* **WHAT THE TASK REQUIRES**: What follows is a block of records; restate each one word for word.

Stored items
--*--
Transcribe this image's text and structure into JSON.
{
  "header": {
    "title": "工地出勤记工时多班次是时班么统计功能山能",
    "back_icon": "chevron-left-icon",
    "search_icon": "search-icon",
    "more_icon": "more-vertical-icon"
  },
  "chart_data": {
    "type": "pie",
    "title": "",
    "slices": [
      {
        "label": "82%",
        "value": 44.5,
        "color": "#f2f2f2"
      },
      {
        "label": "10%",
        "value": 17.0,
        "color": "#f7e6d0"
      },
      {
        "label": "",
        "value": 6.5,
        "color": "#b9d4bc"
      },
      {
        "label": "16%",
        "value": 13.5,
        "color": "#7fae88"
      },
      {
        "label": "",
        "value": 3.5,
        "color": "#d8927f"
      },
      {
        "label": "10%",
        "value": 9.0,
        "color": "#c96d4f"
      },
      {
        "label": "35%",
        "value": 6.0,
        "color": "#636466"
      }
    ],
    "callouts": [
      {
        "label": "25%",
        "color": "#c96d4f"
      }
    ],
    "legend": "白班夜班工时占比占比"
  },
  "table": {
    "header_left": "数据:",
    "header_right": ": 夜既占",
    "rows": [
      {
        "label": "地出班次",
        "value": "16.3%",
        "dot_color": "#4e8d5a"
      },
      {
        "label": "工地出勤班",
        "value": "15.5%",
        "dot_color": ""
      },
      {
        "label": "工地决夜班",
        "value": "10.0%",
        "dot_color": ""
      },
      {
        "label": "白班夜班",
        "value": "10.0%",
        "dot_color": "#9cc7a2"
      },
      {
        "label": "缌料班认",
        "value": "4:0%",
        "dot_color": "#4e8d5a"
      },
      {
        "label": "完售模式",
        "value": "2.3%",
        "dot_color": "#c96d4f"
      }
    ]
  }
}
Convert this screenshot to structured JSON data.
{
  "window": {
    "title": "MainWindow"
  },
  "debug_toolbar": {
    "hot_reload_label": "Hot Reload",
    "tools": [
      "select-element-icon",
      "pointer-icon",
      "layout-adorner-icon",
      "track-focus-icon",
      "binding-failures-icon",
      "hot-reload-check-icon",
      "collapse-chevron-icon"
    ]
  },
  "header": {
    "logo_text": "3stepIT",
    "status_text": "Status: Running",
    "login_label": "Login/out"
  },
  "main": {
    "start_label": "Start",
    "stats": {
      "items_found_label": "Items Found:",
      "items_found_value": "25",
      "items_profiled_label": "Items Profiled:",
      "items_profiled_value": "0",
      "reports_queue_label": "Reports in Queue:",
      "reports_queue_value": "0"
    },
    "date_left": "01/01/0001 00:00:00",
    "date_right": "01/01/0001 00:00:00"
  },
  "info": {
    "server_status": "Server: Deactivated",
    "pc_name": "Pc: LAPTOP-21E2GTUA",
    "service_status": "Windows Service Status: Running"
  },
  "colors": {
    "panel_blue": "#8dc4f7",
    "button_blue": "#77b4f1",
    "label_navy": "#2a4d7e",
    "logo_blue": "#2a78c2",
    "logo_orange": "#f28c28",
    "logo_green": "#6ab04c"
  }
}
--*--
* **ANSWER IN FULL**:
Transcribe this image's text and structure into JSON.
{
  "header": {
    "title": "工地出勤记工时多班次是时班么统计功能山能",
    "back_icon": "chevron-left-icon",
    "search_icon": "search-icon",
    "more_icon": "more-vertical-icon"
  },
  "chart_data": {
    "type": "pie",
    "title": "",
    "slices": [
      {
        "label": "82%",
        "value": 44.5,
        "color": "#f2f2f2"
      },
      {
        "label": "10%",
        "value": 17.0,
        "color": "#f7e6d0"
      },
      {
        "label": "",
        "value": 6.5,
        "color": "#b9d4bc"
      },
      {
        "label": "16%",
        "value": 13.5,
        "color": "#7fae88"
      },
      {
        "label": "",
        "value": 3.5,
        "color": "#d8927f"
      },
      {
        "label": "10%",
        "value": 9.0,
        "color": "#c96d4f"
      },
      {
        "label": "35%",
        "value": 6.0,
        "color": "#636466"
      }
    ],
    "callouts": [
      {
        "label": "25%",
        "color": "#c96d4f"
      }
    ],
    "legend": "白班夜班工时占比占比"
  },
  "table": {
    "header_left": "数据:",
    "header_right": ": 夜既占",
    "rows": [
      {
        "label": "地出班次",
        "value": "16.3%",
        "dot_color": "#4e8d5a"
      },
      {
        "label": "工地出勤班",
        "value": "15.5%",
        "dot_color": ""
      },
      {
        "label": "工地决夜班",
        "value": "10.0%",
        "dot_color": ""
      },
      {
        "label": "白班夜班",
        "value": "10.0%",
        "dot_color": "#9cc7a2"
      },
      {
        "label": "缌料班认",
        "value": "4:0%",
        "dot_color": "#4e8d5a"
      },
      {
        "label": "完售模式",
        "value": "2.3%",
        "dot_color": "#c96d4f"
      }
    ]
  }
}
Convert this screenshot to structured JSON data.
{
  "window": {
    "title": "MainWindow"
  },
  "debug_toolbar": {
    "hot_reload_label": "Hot Reload",
    "tools": [
      "select-element-icon",
      "pointer-icon",
      "layout-adorner-icon",
      "track-focus-icon",
      "binding-failures-icon",
      "hot-reload-check-icon",
      "collapse-chevron-icon"
    ]
  },
  "header": {
    "logo_text": "3stepIT",
    "status_text": "Status: Running",
    "login_label": "Login/out"
  },
  "main": {
    "start_label": "Start",
    "stats": {
      "items_found_label": "Items Found:",
      "items_found_value": "25",
      "items_profiled_label": "Items Profiled:",
      "items_profiled_value": "0",
      "reports_queue_label": "Reports in Queue:",
      "reports_queue_value": "0"
    },
    "date_left": "01/01/0001 00:00:00",
    "date_right": "01/01/0001 00:00:00"
  },
  "info": {
    "server_status": "Server: Deactivated",
    "pc_name": "Pc: LAPTOP-21E2GTUA",
    "service_status": "Windows Service Status: Running"
  },
  "colors": {
    "panel_blue": "#8dc4f7",
    "button_blue": "#77b4f1",
    "label_navy": "#2a4d7e",
    "logo_blue": "#2a78c2",
    "logo_orange": "#f28c28",
    "logo_green": "#6ab04c"
  }
}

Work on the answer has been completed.